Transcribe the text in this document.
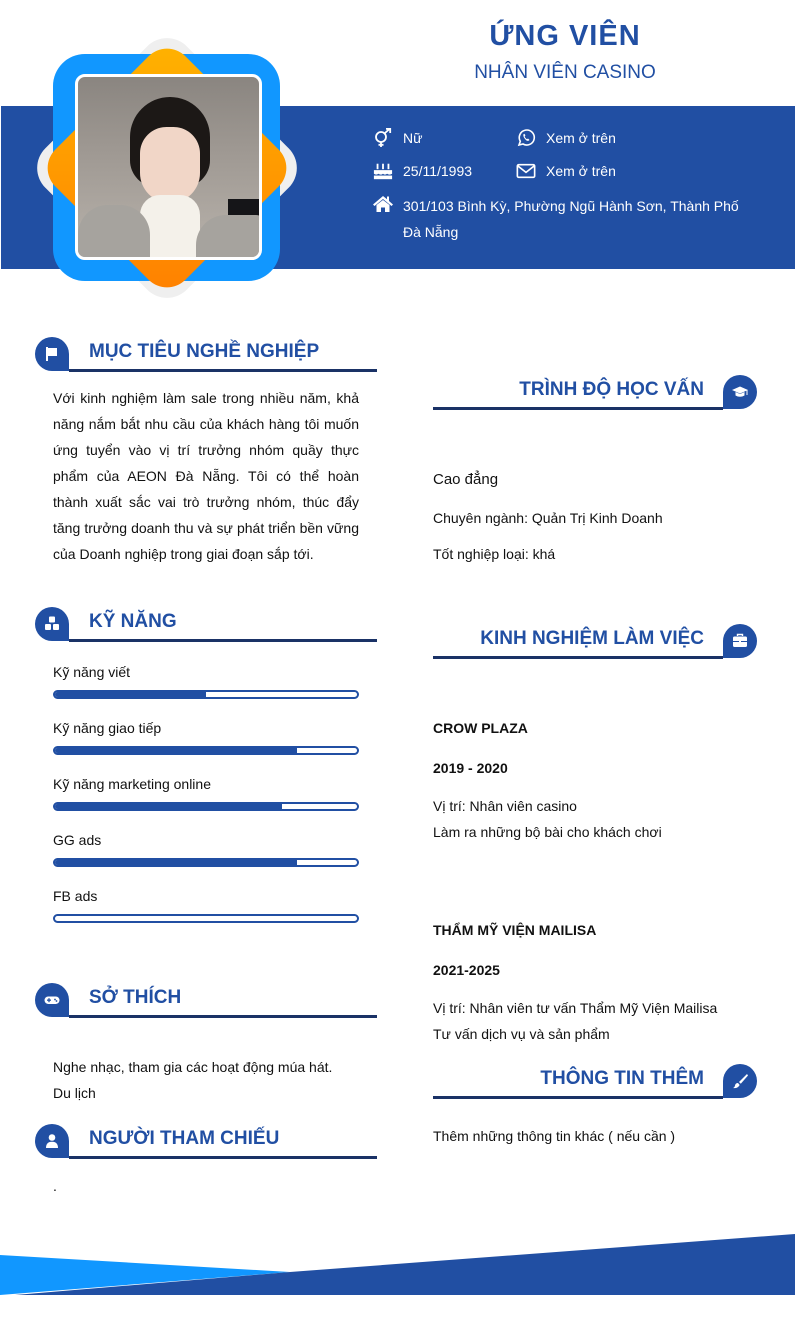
ỨNG VIÊN
NHÂN VIÊN CASINO
Nữ
25/11/1993
Xem ở trên
Xem ở trên
301/103 Bình Kỳ, Phường Ngũ Hành Sơn, Thành Phố Đà Nẵng
MỤC TIÊU NGHỀ NGHIỆP
Với kinh nghiệm làm sale trong nhiều năm, khả năng nắm bắt nhu cầu của khách hàng tôi muốn ứng tuyển vào vị trí trưởng nhóm quầy thực phẩm của AEON Đà Nẵng. Tôi có thể hoàn thành xuất sắc vai trò trưởng nhóm, thúc đẩy tăng trưởng doanh thu và sự phát triển bền vững của Doanh nghiệp trong giai đoạn sắp tới.
KỸ NĂNG
Kỹ năng viết
Kỹ năng giao tiếp
Kỹ năng marketing online
GG ads
FB ads
SỞ THÍCH
Nghe nhạc, tham gia các hoạt động múa hát.
Du lịch
NGƯỜI THAM CHIẾU
.
TRÌNH ĐỘ HỌC VẤN
Cao đẳng
Chuyên ngành: Quản Trị Kinh Doanh
Tốt nghiệp loại: khá
KINH NGHIỆM LÀM VIỆC
CROW PLAZA
2019 - 2020
Vị trí: Nhân viên casino
Làm ra những bộ bài cho khách chơi
THẨM MỸ VIỆN MAILISA
2021-2025
Vị trí: Nhân viên tư vấn Thẩm Mỹ Viện Mailisa
Tư vấn dịch vụ và sản phẩm
THÔNG TIN THÊM
Thêm những thông tin khác ( nếu cần )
■ ■ ■ ■ ■
_AIM OF THE TASK_:
Output all of the entries verbatim, leaving out any images.

_EXERCISE ANSWER_:
Transcribe the text in this document.
ỨNG VIÊN
NHÂN VIÊN CASINO
Nữ
25/11/1993
Xem ở trên
Xem ở trên
301/103 Bình Kỳ, Phường Ngũ Hành Sơn, Thành Phố Đà Nẵng
MỤC TIÊU NGHỀ NGHIỆP
Với kinh nghiệm làm sale trong nhiều năm, khả năng nắm bắt nhu cầu của khách hàng tôi muốn ứng tuyển vào vị trí trưởng nhóm quầy thực phẩm của AEON Đà Nẵng. Tôi có thể hoàn thành xuất sắc vai trò trưởng nhóm, thúc đẩy tăng trưởng doanh thu và sự phát triển bền vững của Doanh nghiệp trong giai đoạn sắp tới.
KỸ NĂNG
Kỹ năng viết
Kỹ năng giao tiếp
Kỹ năng marketing online
GG ads
FB ads
SỞ THÍCH
Nghe nhạc, tham gia các hoạt động múa hát.
Du lịch
NGƯỜI THAM CHIẾU
.
TRÌNH ĐỘ HỌC VẤN
Cao đẳng
Chuyên ngành: Quản Trị Kinh Doanh
Tốt nghiệp loại: khá
KINH NGHIỆM LÀM VIỆC
CROW PLAZA
2019 - 2020
Vị trí: Nhân viên casino
Làm ra những bộ bài cho khách chơi
THẨM MỸ VIỆN MAILISA
2021-2025
Vị trí: Nhân viên tư vấn Thẩm Mỹ Viện Mailisa
Tư vấn dịch vụ và sản phẩm
THÔNG TIN THÊM
Thêm những thông tin khác ( nếu cần )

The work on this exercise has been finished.